* _Stored records_
· · · ·

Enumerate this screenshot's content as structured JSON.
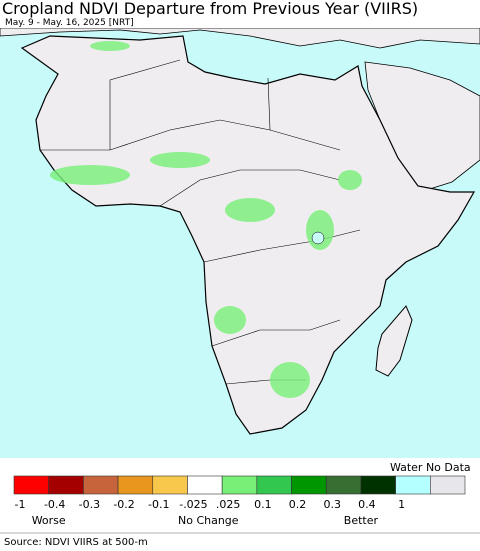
{
  "header": {
    "title": "Cropland NDVI Departure from Previous Year (VIIRS)",
    "subtitle": "May. 9 - May. 16, 2025 [NRT]"
  },
  "legend": {
    "colors": [
      "#ff0000",
      "#a50000",
      "#c8643c",
      "#e8961e",
      "#f7c84b",
      "#ffffff",
      "#78f078",
      "#32c850",
      "#009600",
      "#376e32",
      "#003200",
      "#b4ffff",
      "#e6e6eb"
    ],
    "ticks": [
      "-1",
      "-0.4",
      "-0.3",
      "-0.2",
      "-0.1",
      "-.025",
      ".025",
      "0.1",
      "0.2",
      "0.3",
      "0.4",
      "1"
    ],
    "water_no_data": "Water No Data",
    "words": [
      "Worse",
      "No Change",
      "Better"
    ]
  },
  "footer": {
    "source": "Source: NDVI VIIRS at 500-m"
  }
}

· · · ·

* _Task to complete_
Keep only the lines that hold the string "VIIRS", and copy them out.

* _Exercise response_
    "title": "Cropland NDVI Departure from Previous Year (VIIRS)",
    "source": "Source: NDVI VIIRS at 500-m"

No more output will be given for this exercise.